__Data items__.
## Start

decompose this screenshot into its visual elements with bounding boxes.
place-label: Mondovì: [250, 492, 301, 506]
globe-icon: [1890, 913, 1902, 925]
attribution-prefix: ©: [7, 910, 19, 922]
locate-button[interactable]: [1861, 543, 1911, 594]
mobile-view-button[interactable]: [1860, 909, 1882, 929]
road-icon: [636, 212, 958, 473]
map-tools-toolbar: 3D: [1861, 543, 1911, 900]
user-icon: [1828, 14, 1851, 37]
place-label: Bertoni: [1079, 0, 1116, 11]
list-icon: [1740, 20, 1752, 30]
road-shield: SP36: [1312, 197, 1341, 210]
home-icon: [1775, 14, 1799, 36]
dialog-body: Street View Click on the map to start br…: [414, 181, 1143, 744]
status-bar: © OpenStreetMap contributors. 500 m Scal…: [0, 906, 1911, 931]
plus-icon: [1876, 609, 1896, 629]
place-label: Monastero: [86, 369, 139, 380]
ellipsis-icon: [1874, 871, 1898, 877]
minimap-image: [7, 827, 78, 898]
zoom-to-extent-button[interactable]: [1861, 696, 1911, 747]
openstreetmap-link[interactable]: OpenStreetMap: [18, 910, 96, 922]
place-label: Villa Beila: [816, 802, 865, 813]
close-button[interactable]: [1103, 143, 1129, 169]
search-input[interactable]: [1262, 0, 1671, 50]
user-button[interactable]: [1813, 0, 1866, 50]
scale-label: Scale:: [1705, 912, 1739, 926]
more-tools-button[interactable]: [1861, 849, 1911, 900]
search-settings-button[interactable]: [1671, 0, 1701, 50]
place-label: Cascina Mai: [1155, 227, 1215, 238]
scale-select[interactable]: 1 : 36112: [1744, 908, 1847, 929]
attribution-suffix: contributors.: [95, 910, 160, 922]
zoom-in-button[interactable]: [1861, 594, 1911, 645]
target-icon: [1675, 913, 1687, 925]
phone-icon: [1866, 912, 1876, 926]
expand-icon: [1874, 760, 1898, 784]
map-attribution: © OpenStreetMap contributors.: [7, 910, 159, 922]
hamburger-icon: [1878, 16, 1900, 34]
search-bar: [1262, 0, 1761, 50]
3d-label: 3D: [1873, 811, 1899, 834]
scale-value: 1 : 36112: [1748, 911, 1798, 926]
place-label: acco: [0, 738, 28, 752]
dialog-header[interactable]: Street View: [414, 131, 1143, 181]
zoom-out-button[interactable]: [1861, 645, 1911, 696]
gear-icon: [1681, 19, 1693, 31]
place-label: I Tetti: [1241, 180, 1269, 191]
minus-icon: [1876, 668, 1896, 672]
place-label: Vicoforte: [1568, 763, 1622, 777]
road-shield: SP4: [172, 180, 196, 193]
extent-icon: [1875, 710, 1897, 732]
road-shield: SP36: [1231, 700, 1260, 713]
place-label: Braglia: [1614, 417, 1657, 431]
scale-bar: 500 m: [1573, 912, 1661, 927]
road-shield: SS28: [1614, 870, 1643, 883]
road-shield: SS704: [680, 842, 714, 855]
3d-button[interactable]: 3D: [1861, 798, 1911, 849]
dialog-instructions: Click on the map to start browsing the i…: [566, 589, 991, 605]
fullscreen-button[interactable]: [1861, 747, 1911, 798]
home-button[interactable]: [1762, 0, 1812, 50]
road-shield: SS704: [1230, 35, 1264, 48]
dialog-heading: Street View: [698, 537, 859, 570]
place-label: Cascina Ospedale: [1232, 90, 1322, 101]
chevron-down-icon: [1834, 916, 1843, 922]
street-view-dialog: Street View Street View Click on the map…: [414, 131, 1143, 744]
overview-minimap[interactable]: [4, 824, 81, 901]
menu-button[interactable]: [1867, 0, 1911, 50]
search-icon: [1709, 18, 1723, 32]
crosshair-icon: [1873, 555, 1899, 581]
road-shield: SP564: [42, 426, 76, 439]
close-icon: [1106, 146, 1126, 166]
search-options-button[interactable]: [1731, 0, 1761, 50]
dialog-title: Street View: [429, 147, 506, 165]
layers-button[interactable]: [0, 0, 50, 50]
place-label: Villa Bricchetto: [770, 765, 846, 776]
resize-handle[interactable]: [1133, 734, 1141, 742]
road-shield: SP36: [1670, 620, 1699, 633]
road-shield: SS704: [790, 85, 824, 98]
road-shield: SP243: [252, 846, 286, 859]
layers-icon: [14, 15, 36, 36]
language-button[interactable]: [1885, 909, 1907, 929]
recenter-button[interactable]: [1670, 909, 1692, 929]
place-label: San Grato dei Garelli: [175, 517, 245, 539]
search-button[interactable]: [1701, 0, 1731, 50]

## End

__What is asked__. Quote the records word for word, starting at the first line and ending at the line that contains "plus-icon: [1876, 609, 1896, 629]", with both ends included.

__Problem solution__.
decompose this screenshot into its visual elements with bounding boxes.
place-label: Mondovì: [250, 492, 301, 506]
globe-icon: [1890, 913, 1902, 925]
attribution-prefix: ©: [7, 910, 19, 922]
locate-button[interactable]: [1861, 543, 1911, 594]
mobile-view-button[interactable]: [1860, 909, 1882, 929]
road-icon: [636, 212, 958, 473]
map-tools-toolbar: 3D: [1861, 543, 1911, 900]
user-icon: [1828, 14, 1851, 37]
place-label: Bertoni: [1079, 0, 1116, 11]
list-icon: [1740, 20, 1752, 30]
road-shield: SP36: [1312, 197, 1341, 210]
home-icon: [1775, 14, 1799, 36]
dialog-body: Street View Click on the map to start br…: [414, 181, 1143, 744]
status-bar: © OpenStreetMap contributors. 500 m Scal…: [0, 906, 1911, 931]
plus-icon: [1876, 609, 1896, 629]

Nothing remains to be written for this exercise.